§ **STATED GOAL**
Each entry that follows is to be retyped exactly. Pictures do not belong in the copy.

§ **MATERIAL PROVIDED**
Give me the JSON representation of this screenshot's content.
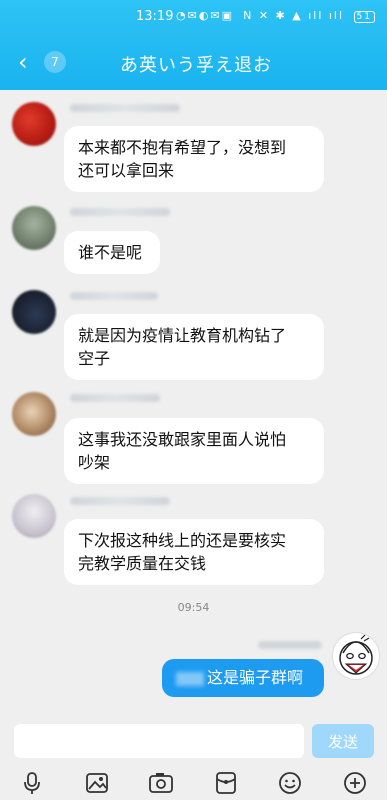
{
  "status_bar": {
    "time": "13:19",
    "left_icons": "◔✉◐✉▣",
    "right_icons": "N ✕ ✱ ▲ ıll ıll",
    "battery": "51"
  },
  "header": {
    "unread_count": "7",
    "title": "あ英いう孚え退お"
  },
  "messages": [
    {
      "text": "本来都不抱有希望了，没想到\n还可以拿回来"
    },
    {
      "text": "谁不是呢"
    },
    {
      "text": "就是因为疫情让教育机构钻了\n空子"
    },
    {
      "text": "这事我还没敢跟家里面人说怕\n吵架"
    },
    {
      "text": "下次报这种线上的还是要核实\n完教学质量在交钱"
    }
  ],
  "timestamp": "09:54",
  "my_message": {
    "text": "这是骗子群啊"
  },
  "input": {
    "placeholder": "",
    "send_label": "发送"
  },
  "colors": {
    "header": "#1ab3ef",
    "my_bubble": "#1d9bf0",
    "send_button": "#9fd8fb"
  },
  "toolbar_icons": [
    "microphone-icon",
    "image-icon",
    "camera-icon",
    "red-packet-icon",
    "emoji-icon",
    "plus-icon"
  ]
}
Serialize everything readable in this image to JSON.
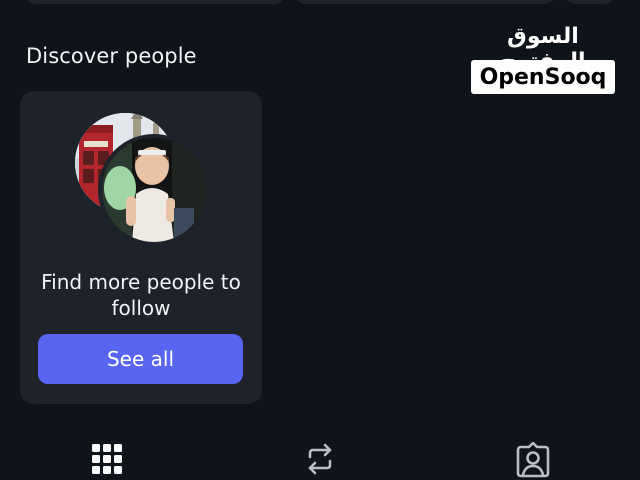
{
  "section": {
    "title": "Discover people"
  },
  "discover_card": {
    "text": "Find more people to follow",
    "button_label": "See all"
  },
  "watermark": {
    "arabic": "السوق المفتوح",
    "brand": "OpenSooq"
  },
  "tabs": [
    {
      "icon": "grid-icon"
    },
    {
      "icon": "repost-icon"
    },
    {
      "icon": "tagged-person-icon"
    }
  ],
  "colors": {
    "background": "#0f131a",
    "card": "#1d222b",
    "accent": "#5865f2"
  }
}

§ **EXERCISE RESPONSE**
Give me the JSON representation of this screenshot's content.
{
  "status_bar": {
    "time": "13:19",
    "left_icons": "◔✉◐✉▣",
    "right_icons": "N ✕ ✱ ▲ ıll ıll",
    "battery": "51"
  },
  "header": {
    "unread_count": "7",
    "title": "あ英いう孚え退お"
  },
  "messages": [
    {
      "text": "本来都不抱有希望了，没想到\n还可以拿回来"
    },
    {
      "text": "谁不是呢"
    },
    {
      "text": "就是因为疫情让教育机构钻了\n空子"
    },
    {
      "text": "这事我还没敢跟家里面人说怕\n吵架"
    },
    {
      "text": "下次报这种线上的还是要核实\n完教学质量在交钱"
    }
  ],
  "timestamp": "09:54",
  "my_message": {
    "text": "这是骗子群啊"
  },
  "input": {
    "placeholder": "",
    "send_label": "发送"
  },
  "colors": {
    "header": "#1ab3ef",
    "my_bubble": "#1d9bf0",
    "send_button": "#9fd8fb"
  },
  "toolbar_icons": [
    "microphone-icon",
    "image-icon",
    "camera-icon",
    "red-packet-icon",
    "emoji-icon",
    "plus-icon"
  ]
}
Serialize everything readable in this image to JSON.
{
  "section": {
    "title": "Discover people"
  },
  "discover_card": {
    "text": "Find more people to follow",
    "button_label": "See all"
  },
  "watermark": {
    "arabic": "السوق المفتوح",
    "brand": "OpenSooq"
  },
  "tabs": [
    {
      "icon": "grid-icon"
    },
    {
      "icon": "repost-icon"
    },
    {
      "icon": "tagged-person-icon"
    }
  ],
  "colors": {
    "background": "#0f131a",
    "card": "#1d222b",
    "accent": "#5865f2"
  }
}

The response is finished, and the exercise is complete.